◆ **YOUR TASK**:
Copy out the listing from its first line down through the line that contains "x-tick-label: 0 [584,304,591,317]", replacing "point" with "marker" and changing nothing else.

◆ **DATASET**:

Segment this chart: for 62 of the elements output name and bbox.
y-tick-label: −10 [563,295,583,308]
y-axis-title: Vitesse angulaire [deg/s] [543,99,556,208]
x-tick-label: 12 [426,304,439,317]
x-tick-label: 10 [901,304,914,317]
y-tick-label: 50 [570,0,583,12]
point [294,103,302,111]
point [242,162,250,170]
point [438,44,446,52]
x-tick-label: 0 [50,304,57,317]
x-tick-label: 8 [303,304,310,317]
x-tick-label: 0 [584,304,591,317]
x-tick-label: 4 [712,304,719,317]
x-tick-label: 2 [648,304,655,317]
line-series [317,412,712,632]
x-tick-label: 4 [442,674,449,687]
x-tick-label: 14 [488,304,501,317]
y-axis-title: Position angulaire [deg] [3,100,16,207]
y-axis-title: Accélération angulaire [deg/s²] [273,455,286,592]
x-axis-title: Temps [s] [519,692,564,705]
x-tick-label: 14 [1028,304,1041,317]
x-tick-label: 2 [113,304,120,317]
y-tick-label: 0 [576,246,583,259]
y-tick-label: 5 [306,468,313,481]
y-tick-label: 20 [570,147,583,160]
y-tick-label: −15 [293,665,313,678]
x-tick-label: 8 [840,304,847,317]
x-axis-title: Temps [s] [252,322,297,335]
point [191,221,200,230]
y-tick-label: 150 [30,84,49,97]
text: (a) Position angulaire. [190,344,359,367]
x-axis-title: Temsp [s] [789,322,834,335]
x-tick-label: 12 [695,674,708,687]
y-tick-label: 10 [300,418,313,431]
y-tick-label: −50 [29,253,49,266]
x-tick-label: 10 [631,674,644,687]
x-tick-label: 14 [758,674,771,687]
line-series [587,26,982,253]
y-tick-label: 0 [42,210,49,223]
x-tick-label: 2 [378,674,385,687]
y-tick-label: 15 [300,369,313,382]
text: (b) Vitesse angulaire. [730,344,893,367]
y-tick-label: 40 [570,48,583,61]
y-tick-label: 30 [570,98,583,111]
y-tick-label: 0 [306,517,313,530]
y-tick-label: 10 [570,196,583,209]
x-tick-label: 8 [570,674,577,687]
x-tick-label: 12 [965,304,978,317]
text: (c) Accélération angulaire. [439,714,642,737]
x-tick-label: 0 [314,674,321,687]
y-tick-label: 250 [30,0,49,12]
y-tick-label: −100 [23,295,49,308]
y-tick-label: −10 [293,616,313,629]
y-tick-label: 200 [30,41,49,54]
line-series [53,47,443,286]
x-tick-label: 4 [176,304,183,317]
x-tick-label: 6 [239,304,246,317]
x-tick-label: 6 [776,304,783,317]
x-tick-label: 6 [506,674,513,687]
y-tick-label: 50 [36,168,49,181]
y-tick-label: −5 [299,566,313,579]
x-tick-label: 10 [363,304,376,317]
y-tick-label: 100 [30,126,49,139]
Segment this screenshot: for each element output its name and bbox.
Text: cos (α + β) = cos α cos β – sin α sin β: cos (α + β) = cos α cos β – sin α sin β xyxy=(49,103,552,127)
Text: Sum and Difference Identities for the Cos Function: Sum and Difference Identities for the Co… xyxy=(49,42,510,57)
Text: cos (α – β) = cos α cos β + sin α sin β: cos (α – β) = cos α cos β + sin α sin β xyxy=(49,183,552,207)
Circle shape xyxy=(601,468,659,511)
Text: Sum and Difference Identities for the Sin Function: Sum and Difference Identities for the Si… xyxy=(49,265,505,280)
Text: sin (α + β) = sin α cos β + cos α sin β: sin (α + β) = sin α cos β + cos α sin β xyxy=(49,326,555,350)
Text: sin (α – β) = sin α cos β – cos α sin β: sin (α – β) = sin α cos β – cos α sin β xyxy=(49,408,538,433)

◆ **WRITTEN ANSWER**:
Segment this chart: for 62 of the elements output name and bbox.
y-tick-label: −10 [563,295,583,308]
y-axis-title: Vitesse angulaire [deg/s] [543,99,556,208]
x-tick-label: 12 [426,304,439,317]
x-tick-label: 10 [901,304,914,317]
y-tick-label: 50 [570,0,583,12]
marker [294,103,302,111]
marker [242,162,250,170]
marker [438,44,446,52]
x-tick-label: 0 [50,304,57,317]
x-tick-label: 8 [303,304,310,317]
x-tick-label: 0 [584,304,591,317]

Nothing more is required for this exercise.